[Dataset records]
● ● ● ●
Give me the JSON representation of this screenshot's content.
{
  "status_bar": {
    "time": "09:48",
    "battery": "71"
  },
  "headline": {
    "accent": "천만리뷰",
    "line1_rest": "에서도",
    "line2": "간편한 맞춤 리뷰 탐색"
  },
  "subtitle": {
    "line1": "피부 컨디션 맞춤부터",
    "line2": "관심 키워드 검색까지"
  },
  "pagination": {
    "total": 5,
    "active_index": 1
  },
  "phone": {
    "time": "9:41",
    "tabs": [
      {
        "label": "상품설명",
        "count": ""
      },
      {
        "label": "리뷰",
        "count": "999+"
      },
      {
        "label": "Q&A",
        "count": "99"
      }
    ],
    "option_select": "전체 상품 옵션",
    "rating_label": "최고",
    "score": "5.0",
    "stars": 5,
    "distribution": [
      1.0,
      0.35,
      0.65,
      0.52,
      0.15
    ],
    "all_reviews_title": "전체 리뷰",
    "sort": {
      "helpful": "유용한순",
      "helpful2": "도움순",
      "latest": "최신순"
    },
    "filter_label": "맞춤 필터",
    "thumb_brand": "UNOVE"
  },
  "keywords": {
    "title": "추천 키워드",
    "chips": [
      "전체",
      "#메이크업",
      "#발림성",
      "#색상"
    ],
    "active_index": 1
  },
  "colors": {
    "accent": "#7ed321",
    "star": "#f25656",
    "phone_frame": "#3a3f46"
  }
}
● ● ● ●
Written exercise:
Return every entry verbatim.

Answer to this exercise:
Give me the JSON representation of this screenshot's content.
{
  "status_bar": {
    "time": "09:48",
    "battery": "71"
  },
  "headline": {
    "accent": "천만리뷰",
    "line1_rest": "에서도",
    "line2": "간편한 맞춤 리뷰 탐색"
  },
  "subtitle": {
    "line1": "피부 컨디션 맞춤부터",
    "line2": "관심 키워드 검색까지"
  },
  "pagination": {
    "total": 5,
    "active_index": 1
  },
  "phone": {
    "time": "9:41",
    "tabs": [
      {
        "label": "상품설명",
        "count": ""
      },
      {
        "label": "리뷰",
        "count": "999+"
      },
      {
        "label": "Q&A",
        "count": "99"
      }
    ],
    "option_select": "전체 상품 옵션",
    "rating_label": "최고",
    "score": "5.0",
    "stars": 5,
    "distribution": [
      1.0,
      0.35,
      0.65,
      0.52,
      0.15
    ],
    "all_reviews_title": "전체 리뷰",
    "sort": {
      "helpful": "유용한순",
      "helpful2": "도움순",
      "latest": "최신순"
    },
    "filter_label": "맞춤 필터",
    "thumb_brand": "UNOVE"
  },
  "keywords": {
    "title": "추천 키워드",
    "chips": [
      "전체",
      "#메이크업",
      "#발림성",
      "#색상"
    ],
    "active_index": 1
  },
  "colors": {
    "accent": "#7ed321",
    "star": "#f25656",
    "phone_frame": "#3a3f46"
  }
}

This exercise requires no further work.